[Data extracted from a collection]
▬▬▬▬▬▬▬▬▬▬

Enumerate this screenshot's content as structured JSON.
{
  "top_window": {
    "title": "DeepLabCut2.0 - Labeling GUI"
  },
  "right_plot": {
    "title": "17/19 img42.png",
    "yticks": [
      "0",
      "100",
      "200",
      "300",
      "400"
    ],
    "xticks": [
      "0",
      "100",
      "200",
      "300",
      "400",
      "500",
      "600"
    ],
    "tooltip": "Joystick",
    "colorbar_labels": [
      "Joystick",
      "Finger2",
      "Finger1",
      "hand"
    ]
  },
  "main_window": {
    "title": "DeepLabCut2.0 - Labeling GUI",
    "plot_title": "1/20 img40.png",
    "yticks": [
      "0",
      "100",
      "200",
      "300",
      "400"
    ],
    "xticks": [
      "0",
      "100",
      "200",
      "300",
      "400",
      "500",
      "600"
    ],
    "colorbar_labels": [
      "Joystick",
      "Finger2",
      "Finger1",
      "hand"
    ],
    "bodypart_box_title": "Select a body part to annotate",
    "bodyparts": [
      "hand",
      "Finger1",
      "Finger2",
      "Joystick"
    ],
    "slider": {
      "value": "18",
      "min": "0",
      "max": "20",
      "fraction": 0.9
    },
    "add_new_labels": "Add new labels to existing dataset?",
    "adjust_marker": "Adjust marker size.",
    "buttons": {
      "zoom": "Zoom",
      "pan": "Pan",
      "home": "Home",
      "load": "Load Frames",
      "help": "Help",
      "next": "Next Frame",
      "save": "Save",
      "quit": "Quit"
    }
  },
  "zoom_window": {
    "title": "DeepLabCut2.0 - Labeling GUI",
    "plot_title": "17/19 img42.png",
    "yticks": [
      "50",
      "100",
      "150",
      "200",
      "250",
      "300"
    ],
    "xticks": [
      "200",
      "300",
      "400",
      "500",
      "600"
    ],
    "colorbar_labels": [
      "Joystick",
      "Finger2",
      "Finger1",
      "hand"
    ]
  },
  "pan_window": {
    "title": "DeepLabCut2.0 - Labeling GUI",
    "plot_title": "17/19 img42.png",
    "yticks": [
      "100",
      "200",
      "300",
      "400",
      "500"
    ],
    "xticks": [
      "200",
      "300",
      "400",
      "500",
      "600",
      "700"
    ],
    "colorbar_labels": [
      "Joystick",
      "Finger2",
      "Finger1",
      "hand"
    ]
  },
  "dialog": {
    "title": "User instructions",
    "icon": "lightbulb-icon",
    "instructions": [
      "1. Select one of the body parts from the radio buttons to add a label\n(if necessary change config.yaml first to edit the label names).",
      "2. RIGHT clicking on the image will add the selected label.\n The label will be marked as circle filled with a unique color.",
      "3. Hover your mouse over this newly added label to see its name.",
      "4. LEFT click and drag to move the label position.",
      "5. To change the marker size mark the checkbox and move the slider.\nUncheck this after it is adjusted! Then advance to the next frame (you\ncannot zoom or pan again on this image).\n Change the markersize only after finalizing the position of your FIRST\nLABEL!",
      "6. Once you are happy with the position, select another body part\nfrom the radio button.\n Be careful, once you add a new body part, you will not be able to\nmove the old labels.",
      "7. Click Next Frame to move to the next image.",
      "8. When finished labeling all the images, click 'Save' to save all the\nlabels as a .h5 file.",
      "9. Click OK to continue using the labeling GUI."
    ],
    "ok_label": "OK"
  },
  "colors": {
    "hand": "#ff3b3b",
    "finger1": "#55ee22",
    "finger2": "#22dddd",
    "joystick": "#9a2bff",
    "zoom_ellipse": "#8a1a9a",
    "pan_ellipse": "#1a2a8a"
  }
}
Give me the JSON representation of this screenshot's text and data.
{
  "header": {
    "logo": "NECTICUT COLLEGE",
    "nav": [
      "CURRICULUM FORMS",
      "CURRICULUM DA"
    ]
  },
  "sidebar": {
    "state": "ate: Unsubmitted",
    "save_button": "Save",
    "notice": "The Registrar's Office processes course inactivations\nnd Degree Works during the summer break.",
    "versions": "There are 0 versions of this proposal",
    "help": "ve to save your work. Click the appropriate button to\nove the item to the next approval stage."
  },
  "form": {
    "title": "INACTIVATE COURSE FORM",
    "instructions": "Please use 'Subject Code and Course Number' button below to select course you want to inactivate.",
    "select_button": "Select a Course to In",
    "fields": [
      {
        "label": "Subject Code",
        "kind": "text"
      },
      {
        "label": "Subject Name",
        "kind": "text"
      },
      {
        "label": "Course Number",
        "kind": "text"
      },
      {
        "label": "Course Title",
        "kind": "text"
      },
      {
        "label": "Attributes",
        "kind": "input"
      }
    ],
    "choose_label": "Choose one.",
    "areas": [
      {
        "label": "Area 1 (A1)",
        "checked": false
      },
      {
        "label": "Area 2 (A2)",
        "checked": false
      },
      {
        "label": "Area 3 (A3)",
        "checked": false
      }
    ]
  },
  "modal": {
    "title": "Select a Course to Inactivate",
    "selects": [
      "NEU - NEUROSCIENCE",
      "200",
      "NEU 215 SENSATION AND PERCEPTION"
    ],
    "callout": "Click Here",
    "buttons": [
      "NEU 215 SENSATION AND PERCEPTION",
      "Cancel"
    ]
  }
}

▬▬▬▬▬▬▬▬▬▬

▶ [Short problem] Filter the records above for lines containing the word "SENSATION", and copy those lines.

▶ [Solution]
      "NEU 215 SENSATION AND PERCEPTION"
      "NEU 215 SENSATION AND PERCEPTION",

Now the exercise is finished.